# THE PROBLEM
Transcribe the whole listing below without changing a word, but leave out every image.

Collected data entries:

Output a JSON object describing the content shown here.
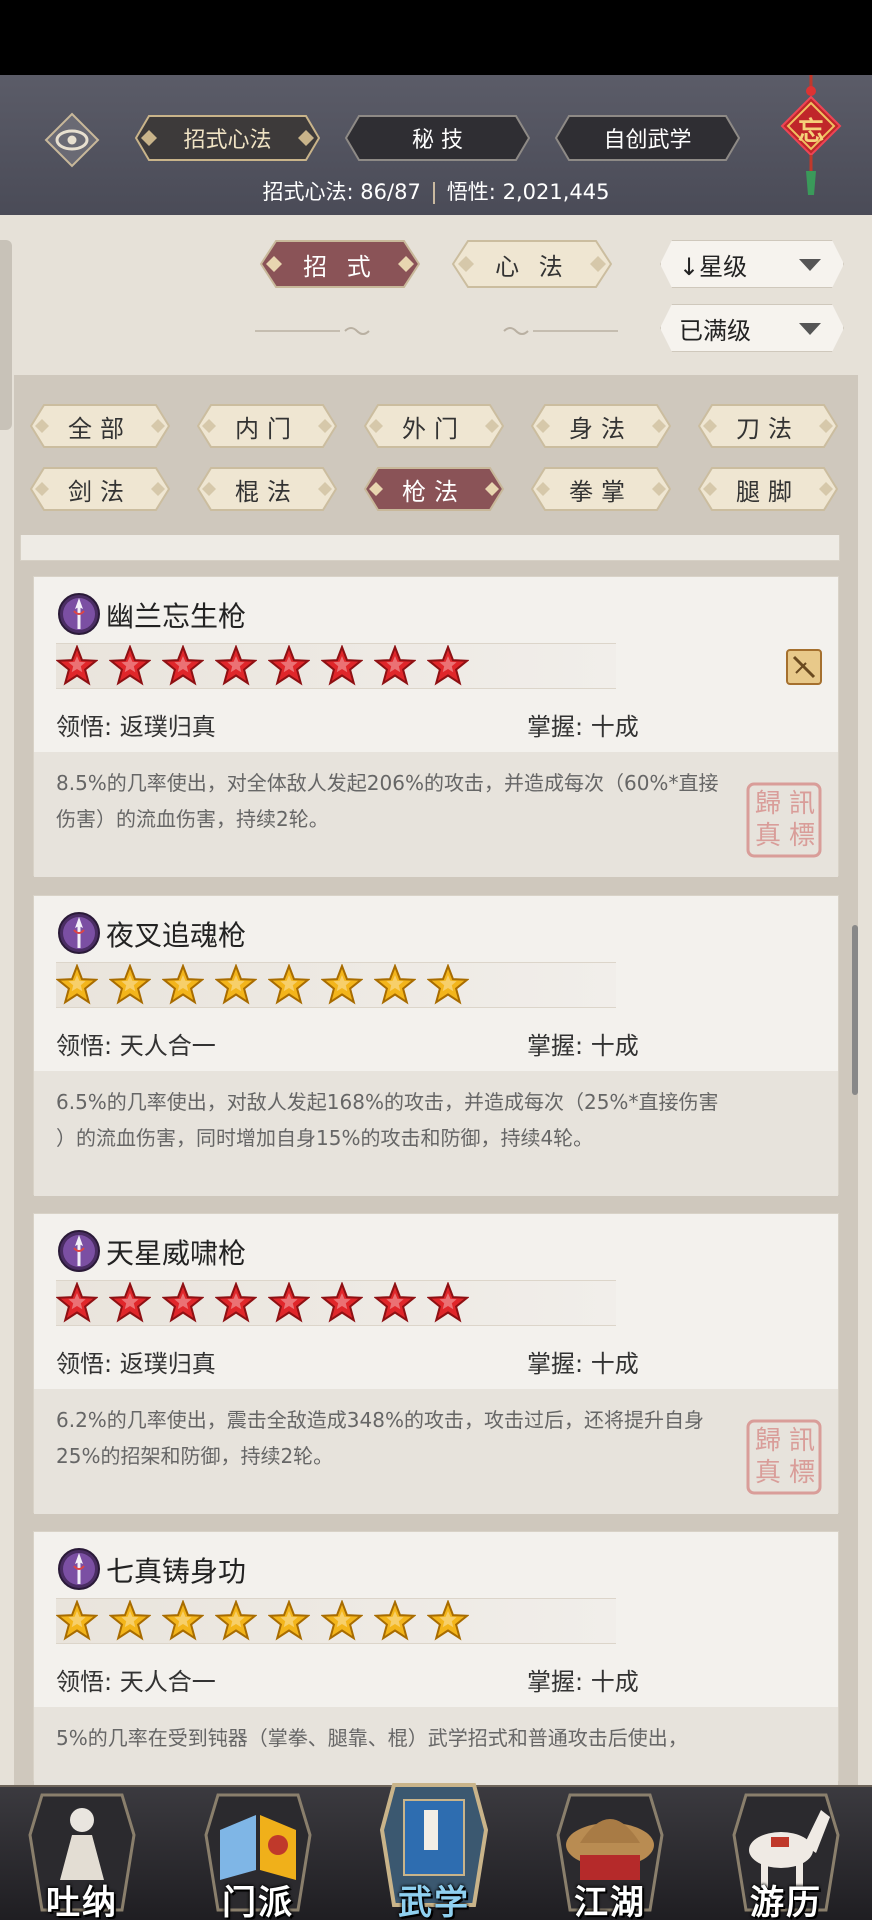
{
  "header": {
    "tabs": [
      "招式心法",
      "秘 技",
      "自创武学"
    ],
    "knot_char": "忘",
    "stats_left_label": "招式心法: ",
    "stats_left_value": "86/87",
    "stats_right_label": "悟性: ",
    "stats_right_value": "2,021,445"
  },
  "mode_tabs": [
    "招 式",
    "心 法"
  ],
  "dropdowns": {
    "sort": "↓星级",
    "filter": "已满级"
  },
  "categories": [
    "全部",
    "内门",
    "外门",
    "身法",
    "刀法",
    "剑法",
    "棍法",
    "枪法",
    "拳掌",
    "腿脚"
  ],
  "selected_category": "枪法",
  "skills": [
    {
      "name": "幽兰忘生枪",
      "star_color": "red",
      "stars": 8,
      "comprehension_label": "领悟: ",
      "comprehension": "返璞归真",
      "mastery_label": "掌握: ",
      "mastery": "十成",
      "desc_line1": "8.5%的几率使出，对全体敌人发起206%的攻击，并造成每次（60%*直接",
      "desc_line2": "伤害）的流血伤害，持续2轮。",
      "seal": true,
      "badge": true
    },
    {
      "name": "夜叉追魂枪",
      "star_color": "gold",
      "stars": 8,
      "comprehension_label": "领悟: ",
      "comprehension": "天人合一",
      "mastery_label": "掌握: ",
      "mastery": "十成",
      "desc_line1": "6.5%的几率使出，对敌人发起168%的攻击，并造成每次（25%*直接伤害",
      "desc_line2": "）的流血伤害，同时增加自身15%的攻击和防御，持续4轮。",
      "seal": false,
      "badge": false
    },
    {
      "name": "天星威啸枪",
      "star_color": "red",
      "stars": 8,
      "comprehension_label": "领悟: ",
      "comprehension": "返璞归真",
      "mastery_label": "掌握: ",
      "mastery": "十成",
      "desc_line1": "6.2%的几率使出，震击全敌造成348%的攻击，攻击过后，还将提升自身",
      "desc_line2": "25%的招架和防御，持续2轮。",
      "seal": true,
      "badge": false
    },
    {
      "name": "七真铸身功",
      "star_color": "gold",
      "stars": 8,
      "comprehension_label": "领悟: ",
      "comprehension": "天人合一",
      "mastery_label": "掌握: ",
      "mastery": "十成",
      "desc_line1": "5%的几率在受到钝器（掌拳、腿靠、棍）武学招式和普通攻击后使出，",
      "desc_line2": "",
      "seal": false,
      "badge": false
    }
  ],
  "seal_text": "訊標歸真",
  "bottom_nav": [
    "吐纳",
    "门派",
    "武学",
    "江湖",
    "游历"
  ],
  "active_nav": "武学",
  "colors": {
    "header_bg": "#50515d",
    "accent_red": "#8a4a4f",
    "page_bg": "#e6e1d8",
    "star_red": "#e0262a",
    "star_gold": "#f3b51b"
  }
}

# EXERCISE OUTPUT
Output a JSON object describing the content shown here.
{
  "header": {
    "tabs": [
      "招式心法",
      "秘 技",
      "自创武学"
    ],
    "knot_char": "忘",
    "stats_left_label": "招式心法: ",
    "stats_left_value": "86/87",
    "stats_right_label": "悟性: ",
    "stats_right_value": "2,021,445"
  },
  "mode_tabs": [
    "招 式",
    "心 法"
  ],
  "dropdowns": {
    "sort": "↓星级",
    "filter": "已满级"
  },
  "categories": [
    "全部",
    "内门",
    "外门",
    "身法",
    "刀法",
    "剑法",
    "棍法",
    "枪法",
    "拳掌",
    "腿脚"
  ],
  "selected_category": "枪法",
  "skills": [
    {
      "name": "幽兰忘生枪",
      "star_color": "red",
      "stars": 8,
      "comprehension_label": "领悟: ",
      "comprehension": "返璞归真",
      "mastery_label": "掌握: ",
      "mastery": "十成",
      "desc_line1": "8.5%的几率使出，对全体敌人发起206%的攻击，并造成每次（60%*直接",
      "desc_line2": "伤害）的流血伤害，持续2轮。",
      "seal": true,
      "badge": true
    },
    {
      "name": "夜叉追魂枪",
      "star_color": "gold",
      "stars": 8,
      "comprehension_label": "领悟: ",
      "comprehension": "天人合一",
      "mastery_label": "掌握: ",
      "mastery": "十成",
      "desc_line1": "6.5%的几率使出，对敌人发起168%的攻击，并造成每次（25%*直接伤害",
      "desc_line2": "）的流血伤害，同时增加自身15%的攻击和防御，持续4轮。",
      "seal": false,
      "badge": false
    },
    {
      "name": "天星威啸枪",
      "star_color": "red",
      "stars": 8,
      "comprehension_label": "领悟: ",
      "comprehension": "返璞归真",
      "mastery_label": "掌握: ",
      "mastery": "十成",
      "desc_line1": "6.2%的几率使出，震击全敌造成348%的攻击，攻击过后，还将提升自身",
      "desc_line2": "25%的招架和防御，持续2轮。",
      "seal": true,
      "badge": false
    },
    {
      "name": "七真铸身功",
      "star_color": "gold",
      "stars": 8,
      "comprehension_label": "领悟: ",
      "comprehension": "天人合一",
      "mastery_label": "掌握: ",
      "mastery": "十成",
      "desc_line1": "5%的几率在受到钝器（掌拳、腿靠、棍）武学招式和普通攻击后使出，",
      "desc_line2": "",
      "seal": false,
      "badge": false
    }
  ],
  "seal_text": "訊標歸真",
  "bottom_nav": [
    "吐纳",
    "门派",
    "武学",
    "江湖",
    "游历"
  ],
  "active_nav": "武学",
  "colors": {
    "header_bg": "#50515d",
    "accent_red": "#8a4a4f",
    "page_bg": "#e6e1d8",
    "star_red": "#e0262a",
    "star_gold": "#f3b51b"
  }
}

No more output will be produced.